[Stored records]
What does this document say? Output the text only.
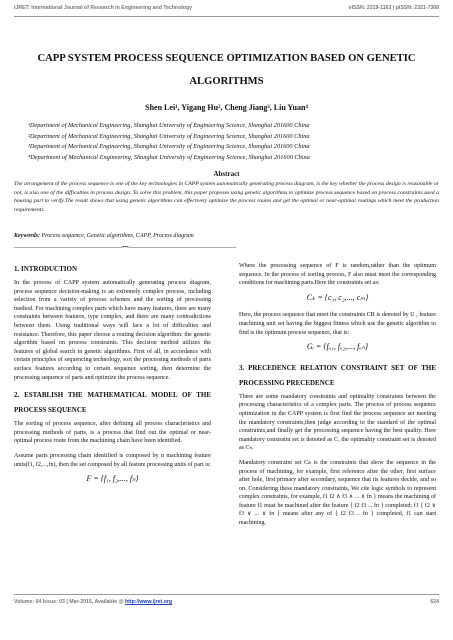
IJRET: International Journal of Research in Engineering and Technology	eISSN: 2319-1163 | pISSN: 2321-7308
CAPP SYSTEM PROCESS SEQUENCE OPTIMIZATION BASED ON GENETIC ALGORITHMS
Shen Lei¹, Yigang Hu², Cheng Jiang³, Liu Yuan⁴
¹Department of Mechanical Engineering, Shanghai University of Engineering Science, Shanghai 201600 China
²Department of Mechanical Engineering, Shanghai University of Engineering Science, Shanghai 201600 China
³Department of Mechanical Engineering, Shanghai University of Engineering Science, Shanghai 201600 China
⁴Department of Mechanical Engineering, Shanghai University of Engineering Science, Shanghai 201600 China
Abstract
The arrangement of the process sequence is one of the key technologies in CAPP system automatically generating process diagram, is the key whether the process design is reasonable or not, is also one of the difficulties in process design. To solve this problem, this paper proposes using genetic algorithms to optimize process sequence based on process constraints used a housing part to verify.The result shows that using genetic algorithms can effectively optimize the process routes and get the optimal or near-optimal routings which meet the production requirements.
Keywords: Process sequence, Genetic algorithms, CAPP, Process diagram
-------------------------------------------------------------------------------***-------------------------------------------------------------------------------
1. INTRODUCTION

In the process of CAPP system automatically generating process diagram, process sequence decision-making is an extremely complex process, including selection from a variety of process schemes and the sorting of processing method. For machining complex parts which have many features, there are many constraints between features, type complex, and there are many contradictions between them. Using traditional ways will face a lot of difficulties and resistance. Therefore, this paper choose a routing decision algorithm: the genetic algorithm based on process constraints. This decision method utilizes the features of global search in genetic algorithms. First of all, in accordance with certain principles of sequencing technology, sort the processing methods of parts surface features according to certain sequence sorting, then determine the processing sequence of parts and optimize the process sequence.

2. ESTABLISH THE MATHEMATICAL MODEL OF THE PROCESS SEQUENCE

The sorting of process sequence, after defining all process characteristics and processing methods of parts, is a process that find out the optimal or near-optimal process route from the machining chain have been identified.

Assume parts processing chain identified is composed by n machining feature units(f1, f2,...,fn), then the set composed by all feature processing units of part is:

F = {f₁, f₂,..., fₙ}

Where the processing sequence of F is random,rather than the optimum sequence. In the process of sorting process, F also must meet the corresponding conditions for machining parts.Here the constraints set as:

Cₖ = {c₁, c₂,..., cₘ}

Here, the process sequence that meet the constraints CR is denoted by U , feature machining unit set having the biggest fitness which use the genetic algorithm to find is the optimum process sequence, that is:

Gᵢ = {fᵤ₁, fᵤ₂,..., fᵤₙ}
3. PRECEDENCE RELATION CONSTRAINT SET OF THE PROCESSING PRECEDENCE

There are some mandatory constraints and optimality constraints between the processing characteristics of a complex parts. The process of process sequence optimization in the CAPP system is first find the process sequence set meeting the mandatory constraints,then judge according to the standard of the optimal constraints,and finally get the processing sequence having the best quality. Here mandatory constraint set is denoted as Cₐ the optimality constraint set is denoted as Cₕ.

Mandatory constraint set Ca is the constraints that show the sequence in the process of machining, for example, first reference after the other, first surface after hole, first primary after secondary, sequence that its features decide, and so on. Considering these mandatory constraints, We cite logic symbols to represent complex constraints, for example, f1 f2 ∧ f3 ∧ ... ∧ fn } means the machining of feature f1 must be machined after the feature { f2 f3 ... fn } completed; f1 { f2 ∨ f3 ∨ ... ∨ fn } means after any of { f2 f3 .. fn } completed, f1 can start machining.

Volume: 04 Issue: 03 | Mar-2015, Available @ http://www.ijret.org	624
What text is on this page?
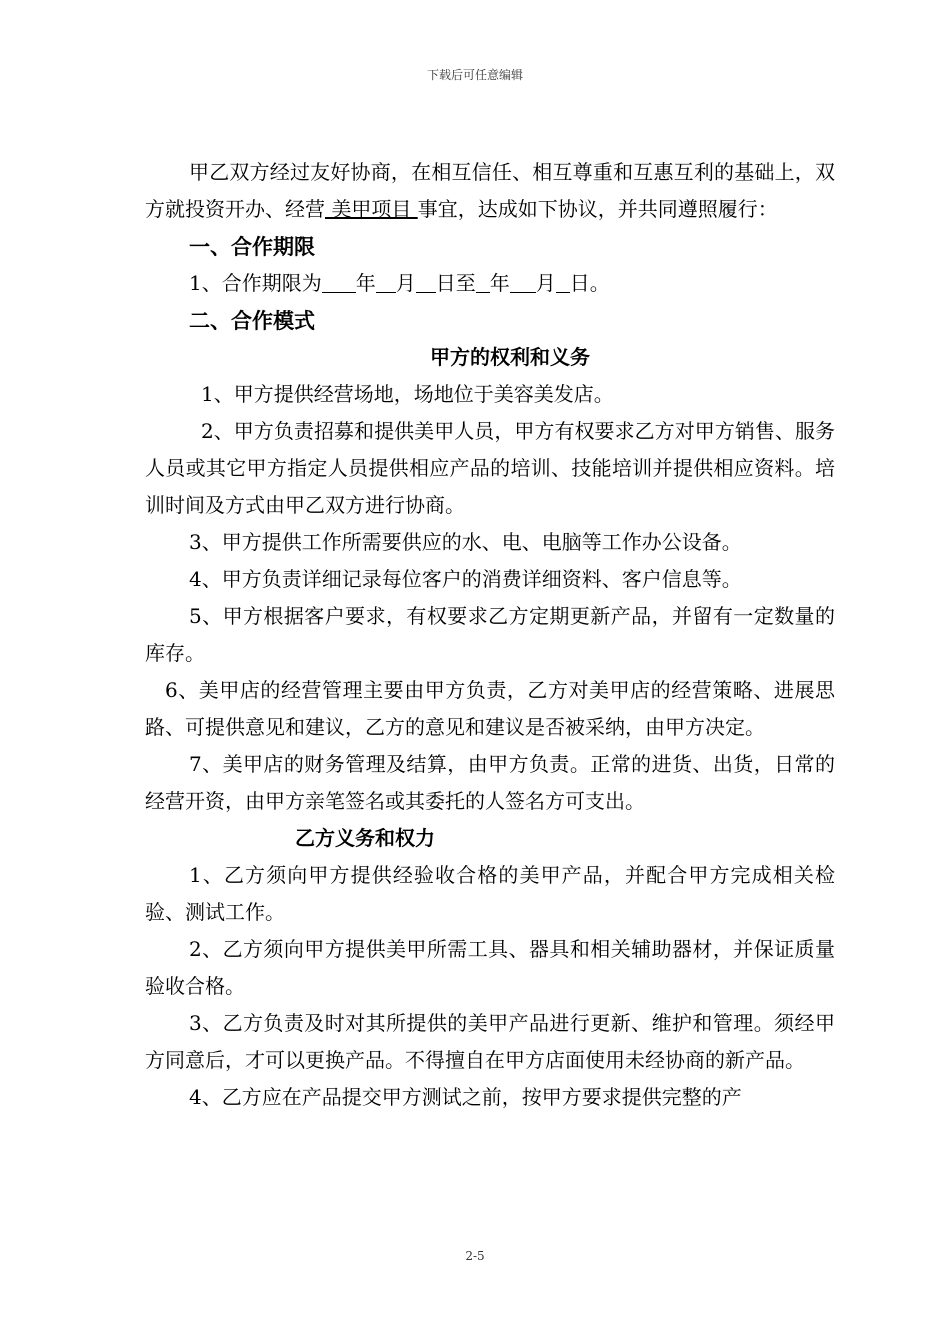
下载后可任意编辑

甲乙双方经过友好协商，在相互信任、相互尊重和互惠互利的基础上，双方就投资开办、经营 美甲项目 事宜，达成如下协议，并共同遵照履行：

一、合作期限

1、合作期限为 年 月 日至 年 月 日。

二、合作模式

甲方的权利和义务

1、甲方提供经营场地，场地位于美容美发店。

2、甲方负责招募和提供美甲人员，甲方有权要求乙方对甲方销售、服务人员或其它甲方指定人员提供相应产品的培训、技能培训并提供相应资料。培训时间及方式由甲乙双方进行协商。

3、甲方提供工作所需要供应的水、电、电脑等工作办公设备。

4、甲方负责详细记录每位客户的消费详细资料、客户信息等。

5、甲方根据客户要求，有权要求乙方定期更新产品，并留有一定数量的库存。

6、美甲店的经营管理主要由甲方负责，乙方对美甲店的经营策略、进展思路、可提供意见和建议，乙方的意见和建议是否被采纳，由甲方决定。

7、美甲店的财务管理及结算，由甲方负责。正常的进货、出货，日常的经营开资，由甲方亲笔签名或其委托的人签名方可支出。

乙方义务和权力

1、乙方须向甲方提供经验收合格的美甲产品，并配合甲方完成相关检验、测试工作。

2、乙方须向甲方提供美甲所需工具、器具和相关辅助器材，并保证质量验收合格。

3、乙方负责及时对其所提供的美甲产品进行更新、维护和管理。须经甲方同意后，才可以更换产品。不得擅自在甲方店面使用未经协商的新产品。

4、乙方应在产品提交甲方测试之前，按甲方要求提供完整的产

2-5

## What is being asked
Beginning with the line that holds "What text is on this page?" and ending with the last line of the material above, extract every line exactly, pictures excluded.

## Written solution
What text is on this page?
下载后可任意编辑

甲乙双方经过友好协商，在相互信任、相互尊重和互惠互利的基础上，双方就投资开办、经营 美甲项目 事宜，达成如下协议，并共同遵照履行：

一、合作期限

1、合作期限为 年 月 日至 年 月 日。

二、合作模式

甲方的权利和义务

1、甲方提供经营场地，场地位于美容美发店。

2、甲方负责招募和提供美甲人员，甲方有权要求乙方对甲方销售、服务人员或其它甲方指定人员提供相应产品的培训、技能培训并提供相应资料。培训时间及方式由甲乙双方进行协商。

3、甲方提供工作所需要供应的水、电、电脑等工作办公设备。

4、甲方负责详细记录每位客户的消费详细资料、客户信息等。

5、甲方根据客户要求，有权要求乙方定期更新产品，并留有一定数量的库存。

6、美甲店的经营管理主要由甲方负责，乙方对美甲店的经营策略、进展思路、可提供意见和建议，乙方的意见和建议是否被采纳，由甲方决定。

7、美甲店的财务管理及结算，由甲方负责。正常的进货、出货，日常的经营开资，由甲方亲笔签名或其委托的人签名方可支出。

乙方义务和权力

1、乙方须向甲方提供经验收合格的美甲产品，并配合甲方完成相关检验、测试工作。

2、乙方须向甲方提供美甲所需工具、器具和相关辅助器材，并保证质量验收合格。

3、乙方负责及时对其所提供的美甲产品进行更新、维护和管理。须经甲方同意后，才可以更换产品。不得擅自在甲方店面使用未经协商的新产品。

4、乙方应在产品提交甲方测试之前，按甲方要求提供完整的产

2-5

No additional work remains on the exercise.